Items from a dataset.
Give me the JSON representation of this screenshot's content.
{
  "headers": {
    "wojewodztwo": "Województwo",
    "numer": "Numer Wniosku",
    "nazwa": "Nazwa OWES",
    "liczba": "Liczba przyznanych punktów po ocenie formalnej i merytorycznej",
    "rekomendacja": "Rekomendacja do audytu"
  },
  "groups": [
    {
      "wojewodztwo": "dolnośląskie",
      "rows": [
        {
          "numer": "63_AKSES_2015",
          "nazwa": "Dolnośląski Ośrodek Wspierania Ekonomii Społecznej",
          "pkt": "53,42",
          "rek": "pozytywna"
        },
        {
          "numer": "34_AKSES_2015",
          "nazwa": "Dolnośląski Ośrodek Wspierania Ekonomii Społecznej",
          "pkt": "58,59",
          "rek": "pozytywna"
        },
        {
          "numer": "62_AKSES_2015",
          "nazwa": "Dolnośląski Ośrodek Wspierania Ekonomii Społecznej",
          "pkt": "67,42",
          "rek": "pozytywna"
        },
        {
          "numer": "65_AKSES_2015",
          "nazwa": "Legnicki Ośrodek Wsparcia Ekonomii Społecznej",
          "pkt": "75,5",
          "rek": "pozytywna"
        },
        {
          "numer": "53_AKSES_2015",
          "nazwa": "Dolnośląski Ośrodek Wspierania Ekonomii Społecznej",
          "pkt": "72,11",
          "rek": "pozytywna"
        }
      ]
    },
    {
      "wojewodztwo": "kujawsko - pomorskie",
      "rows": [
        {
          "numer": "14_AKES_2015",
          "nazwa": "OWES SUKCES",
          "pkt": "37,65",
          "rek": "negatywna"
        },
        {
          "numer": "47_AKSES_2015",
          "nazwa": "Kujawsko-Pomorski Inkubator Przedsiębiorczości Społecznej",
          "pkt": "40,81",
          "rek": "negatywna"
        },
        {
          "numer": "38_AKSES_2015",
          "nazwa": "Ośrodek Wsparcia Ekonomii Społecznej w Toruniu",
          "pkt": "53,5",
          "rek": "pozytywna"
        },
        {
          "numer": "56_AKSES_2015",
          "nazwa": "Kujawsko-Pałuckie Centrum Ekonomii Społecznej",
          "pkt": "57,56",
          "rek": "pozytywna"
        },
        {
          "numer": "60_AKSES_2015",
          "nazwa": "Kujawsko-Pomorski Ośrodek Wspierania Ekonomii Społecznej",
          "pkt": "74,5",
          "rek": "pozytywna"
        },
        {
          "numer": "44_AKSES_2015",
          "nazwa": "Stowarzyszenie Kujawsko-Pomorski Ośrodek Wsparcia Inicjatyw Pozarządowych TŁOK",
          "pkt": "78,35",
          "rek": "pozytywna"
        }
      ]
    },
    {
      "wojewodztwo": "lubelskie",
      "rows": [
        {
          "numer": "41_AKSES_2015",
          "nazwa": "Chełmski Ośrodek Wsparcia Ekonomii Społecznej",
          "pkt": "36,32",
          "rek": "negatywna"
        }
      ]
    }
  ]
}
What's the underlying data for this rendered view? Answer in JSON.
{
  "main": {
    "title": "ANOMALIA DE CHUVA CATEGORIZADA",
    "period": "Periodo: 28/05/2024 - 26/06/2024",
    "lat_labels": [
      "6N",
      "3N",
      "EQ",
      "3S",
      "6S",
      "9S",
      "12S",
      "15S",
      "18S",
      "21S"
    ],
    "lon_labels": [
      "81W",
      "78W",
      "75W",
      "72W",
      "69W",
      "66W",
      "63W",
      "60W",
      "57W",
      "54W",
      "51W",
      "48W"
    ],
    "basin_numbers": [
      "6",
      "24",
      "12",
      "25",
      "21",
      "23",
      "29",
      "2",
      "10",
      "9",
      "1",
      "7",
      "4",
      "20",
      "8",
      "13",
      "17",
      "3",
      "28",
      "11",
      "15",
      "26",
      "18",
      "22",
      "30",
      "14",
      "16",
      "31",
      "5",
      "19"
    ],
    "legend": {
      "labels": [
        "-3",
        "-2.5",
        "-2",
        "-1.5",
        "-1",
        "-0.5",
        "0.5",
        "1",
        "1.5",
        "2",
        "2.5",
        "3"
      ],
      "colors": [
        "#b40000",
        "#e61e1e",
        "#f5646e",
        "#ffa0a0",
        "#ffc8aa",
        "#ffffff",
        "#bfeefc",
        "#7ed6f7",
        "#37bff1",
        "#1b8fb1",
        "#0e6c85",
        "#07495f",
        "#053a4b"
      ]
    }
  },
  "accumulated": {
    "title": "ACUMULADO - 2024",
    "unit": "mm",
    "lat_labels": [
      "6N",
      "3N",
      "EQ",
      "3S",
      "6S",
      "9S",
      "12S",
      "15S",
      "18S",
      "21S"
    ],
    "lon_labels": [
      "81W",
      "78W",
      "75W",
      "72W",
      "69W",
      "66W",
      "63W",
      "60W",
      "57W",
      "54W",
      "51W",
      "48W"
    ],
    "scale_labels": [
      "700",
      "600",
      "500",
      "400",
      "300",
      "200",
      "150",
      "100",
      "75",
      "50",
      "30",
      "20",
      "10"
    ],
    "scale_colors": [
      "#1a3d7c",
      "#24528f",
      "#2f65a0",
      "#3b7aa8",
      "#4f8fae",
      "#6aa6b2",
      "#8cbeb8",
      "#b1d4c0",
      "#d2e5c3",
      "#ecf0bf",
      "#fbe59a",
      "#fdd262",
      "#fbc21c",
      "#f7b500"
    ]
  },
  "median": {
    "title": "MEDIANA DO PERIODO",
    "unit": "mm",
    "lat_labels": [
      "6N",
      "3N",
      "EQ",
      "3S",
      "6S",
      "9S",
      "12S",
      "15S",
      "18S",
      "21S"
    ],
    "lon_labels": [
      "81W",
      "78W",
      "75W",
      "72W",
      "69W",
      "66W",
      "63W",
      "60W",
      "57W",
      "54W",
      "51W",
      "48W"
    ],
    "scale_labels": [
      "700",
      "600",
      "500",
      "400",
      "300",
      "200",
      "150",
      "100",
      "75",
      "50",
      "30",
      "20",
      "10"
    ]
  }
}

WRITTEN EXERCISE. In the entries above, identify each line that includes the string "wojewodztwo", then copy it.

ANSWER TO THIS PROBLEM.
    "wojewodztwo": "Województwo",
      "wojewodztwo": "dolnośląskie",
      "wojewodztwo": "kujawsko - pomorskie",
      "wojewodztwo": "lubelskie",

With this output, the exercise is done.